### TO DO
Below are records; transcribe only the line with "What text is on this page?" and those after it, through the last line, without any change.

### PROVIDED ENTRIES
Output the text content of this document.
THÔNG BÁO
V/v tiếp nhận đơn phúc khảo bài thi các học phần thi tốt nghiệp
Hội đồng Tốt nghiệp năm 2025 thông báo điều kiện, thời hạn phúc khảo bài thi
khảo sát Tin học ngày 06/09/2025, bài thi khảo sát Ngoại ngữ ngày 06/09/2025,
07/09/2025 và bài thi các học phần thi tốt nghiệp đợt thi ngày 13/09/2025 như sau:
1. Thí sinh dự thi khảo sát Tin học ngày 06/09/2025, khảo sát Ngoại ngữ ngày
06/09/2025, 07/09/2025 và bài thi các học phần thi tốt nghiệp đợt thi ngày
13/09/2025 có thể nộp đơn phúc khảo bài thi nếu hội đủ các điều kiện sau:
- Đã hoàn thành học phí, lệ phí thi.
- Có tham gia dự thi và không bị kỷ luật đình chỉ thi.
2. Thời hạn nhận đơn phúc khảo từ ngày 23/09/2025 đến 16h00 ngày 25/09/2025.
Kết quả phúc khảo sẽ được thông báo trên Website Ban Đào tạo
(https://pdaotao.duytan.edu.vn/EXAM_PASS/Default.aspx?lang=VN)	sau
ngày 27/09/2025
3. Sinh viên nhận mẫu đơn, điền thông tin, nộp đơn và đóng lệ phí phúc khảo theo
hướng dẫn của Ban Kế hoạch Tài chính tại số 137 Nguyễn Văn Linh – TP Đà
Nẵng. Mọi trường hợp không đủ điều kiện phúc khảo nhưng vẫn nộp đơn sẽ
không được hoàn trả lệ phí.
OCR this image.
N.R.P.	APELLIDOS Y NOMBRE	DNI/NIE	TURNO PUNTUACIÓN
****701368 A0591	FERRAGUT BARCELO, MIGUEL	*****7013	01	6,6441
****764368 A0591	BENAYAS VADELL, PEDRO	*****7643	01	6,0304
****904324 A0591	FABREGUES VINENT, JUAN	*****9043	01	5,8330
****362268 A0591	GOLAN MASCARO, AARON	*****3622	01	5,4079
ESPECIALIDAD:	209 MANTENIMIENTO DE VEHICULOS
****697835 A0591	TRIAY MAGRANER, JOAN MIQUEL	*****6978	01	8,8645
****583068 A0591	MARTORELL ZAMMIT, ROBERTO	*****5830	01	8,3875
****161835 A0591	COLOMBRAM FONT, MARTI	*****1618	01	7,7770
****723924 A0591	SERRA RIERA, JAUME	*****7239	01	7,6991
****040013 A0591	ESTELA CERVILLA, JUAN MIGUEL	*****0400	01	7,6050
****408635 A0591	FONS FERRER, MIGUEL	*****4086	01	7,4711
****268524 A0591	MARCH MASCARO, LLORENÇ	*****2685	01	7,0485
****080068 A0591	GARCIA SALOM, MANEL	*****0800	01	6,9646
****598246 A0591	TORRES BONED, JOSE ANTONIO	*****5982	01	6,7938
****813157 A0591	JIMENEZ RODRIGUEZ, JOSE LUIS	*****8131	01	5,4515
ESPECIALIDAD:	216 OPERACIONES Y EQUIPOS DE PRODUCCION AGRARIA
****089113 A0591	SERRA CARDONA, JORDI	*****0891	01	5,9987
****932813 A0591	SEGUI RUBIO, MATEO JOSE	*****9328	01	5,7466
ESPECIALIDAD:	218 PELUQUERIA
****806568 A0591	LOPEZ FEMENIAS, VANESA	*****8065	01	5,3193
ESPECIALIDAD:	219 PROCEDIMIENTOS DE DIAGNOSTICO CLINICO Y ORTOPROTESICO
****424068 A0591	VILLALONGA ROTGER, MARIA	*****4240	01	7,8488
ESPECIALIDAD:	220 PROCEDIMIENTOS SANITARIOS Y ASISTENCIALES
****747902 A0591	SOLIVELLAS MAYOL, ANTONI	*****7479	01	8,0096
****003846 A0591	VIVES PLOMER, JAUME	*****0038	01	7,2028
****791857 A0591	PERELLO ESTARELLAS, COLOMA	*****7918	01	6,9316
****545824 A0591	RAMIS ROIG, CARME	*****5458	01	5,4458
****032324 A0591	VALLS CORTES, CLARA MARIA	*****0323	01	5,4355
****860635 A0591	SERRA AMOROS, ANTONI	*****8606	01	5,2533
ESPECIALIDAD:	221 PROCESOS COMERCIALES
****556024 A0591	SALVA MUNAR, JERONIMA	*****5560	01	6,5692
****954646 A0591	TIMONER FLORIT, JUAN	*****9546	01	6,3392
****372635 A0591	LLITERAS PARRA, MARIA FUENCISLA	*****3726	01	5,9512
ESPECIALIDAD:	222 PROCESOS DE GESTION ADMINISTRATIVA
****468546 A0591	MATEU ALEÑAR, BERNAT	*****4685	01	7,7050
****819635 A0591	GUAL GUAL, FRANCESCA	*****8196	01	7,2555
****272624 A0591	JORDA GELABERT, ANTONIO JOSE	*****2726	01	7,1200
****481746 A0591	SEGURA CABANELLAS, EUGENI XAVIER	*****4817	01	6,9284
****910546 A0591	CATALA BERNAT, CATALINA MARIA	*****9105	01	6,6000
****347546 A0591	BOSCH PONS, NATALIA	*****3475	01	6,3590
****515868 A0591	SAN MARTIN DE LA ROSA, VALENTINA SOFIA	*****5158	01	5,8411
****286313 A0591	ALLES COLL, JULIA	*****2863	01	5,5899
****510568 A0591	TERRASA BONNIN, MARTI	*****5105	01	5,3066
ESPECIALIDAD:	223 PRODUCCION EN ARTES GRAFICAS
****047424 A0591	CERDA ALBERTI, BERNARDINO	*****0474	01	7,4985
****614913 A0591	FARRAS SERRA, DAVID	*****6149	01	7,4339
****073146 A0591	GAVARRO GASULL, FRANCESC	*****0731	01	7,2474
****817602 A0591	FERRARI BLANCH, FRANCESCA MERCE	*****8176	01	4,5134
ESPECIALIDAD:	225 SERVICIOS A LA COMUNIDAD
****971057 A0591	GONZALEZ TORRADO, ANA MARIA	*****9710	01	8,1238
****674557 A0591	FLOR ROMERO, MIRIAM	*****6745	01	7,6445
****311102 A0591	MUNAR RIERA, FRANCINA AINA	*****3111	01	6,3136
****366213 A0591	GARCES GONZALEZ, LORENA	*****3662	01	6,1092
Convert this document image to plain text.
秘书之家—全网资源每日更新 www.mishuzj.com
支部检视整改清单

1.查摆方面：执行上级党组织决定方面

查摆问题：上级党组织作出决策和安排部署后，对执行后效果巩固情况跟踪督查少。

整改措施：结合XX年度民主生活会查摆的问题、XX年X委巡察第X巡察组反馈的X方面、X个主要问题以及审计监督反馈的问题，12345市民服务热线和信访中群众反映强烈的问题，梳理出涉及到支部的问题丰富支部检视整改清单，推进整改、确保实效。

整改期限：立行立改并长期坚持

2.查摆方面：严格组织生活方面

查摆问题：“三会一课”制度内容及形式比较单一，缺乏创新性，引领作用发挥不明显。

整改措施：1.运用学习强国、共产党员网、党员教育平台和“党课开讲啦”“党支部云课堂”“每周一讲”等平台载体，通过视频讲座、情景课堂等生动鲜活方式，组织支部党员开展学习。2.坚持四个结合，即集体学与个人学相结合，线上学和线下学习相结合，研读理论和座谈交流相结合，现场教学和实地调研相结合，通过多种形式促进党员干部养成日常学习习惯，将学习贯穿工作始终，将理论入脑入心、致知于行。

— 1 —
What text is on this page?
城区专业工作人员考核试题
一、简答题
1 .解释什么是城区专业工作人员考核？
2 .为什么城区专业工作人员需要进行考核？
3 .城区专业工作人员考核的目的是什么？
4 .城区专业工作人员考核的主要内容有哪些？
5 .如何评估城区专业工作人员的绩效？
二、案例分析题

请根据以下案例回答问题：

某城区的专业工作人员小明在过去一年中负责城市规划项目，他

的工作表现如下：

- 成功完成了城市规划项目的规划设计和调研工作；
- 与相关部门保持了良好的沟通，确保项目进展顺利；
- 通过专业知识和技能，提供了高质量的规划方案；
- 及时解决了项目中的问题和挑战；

### OUTPUT OF THE EXERCISE
What text is on this page?
城区专业工作人员考核试题
一、简答题
1 .解释什么是城区专业工作人员考核？
2 .为什么城区专业工作人员需要进行考核？
3 .城区专业工作人员考核的目的是什么？
4 .城区专业工作人员考核的主要内容有哪些？
5 .如何评估城区专业工作人员的绩效？
二、案例分析题

请根据以下案例回答问题：

某城区的专业工作人员小明在过去一年中负责城市规划项目，他

的工作表现如下：

- 成功完成了城市规划项目的规划设计和调研工作；
- 与相关部门保持了良好的沟通，确保项目进展顺利；
- 通过专业知识和技能，提供了高质量的规划方案；
- 及时解决了项目中的问题和挑战；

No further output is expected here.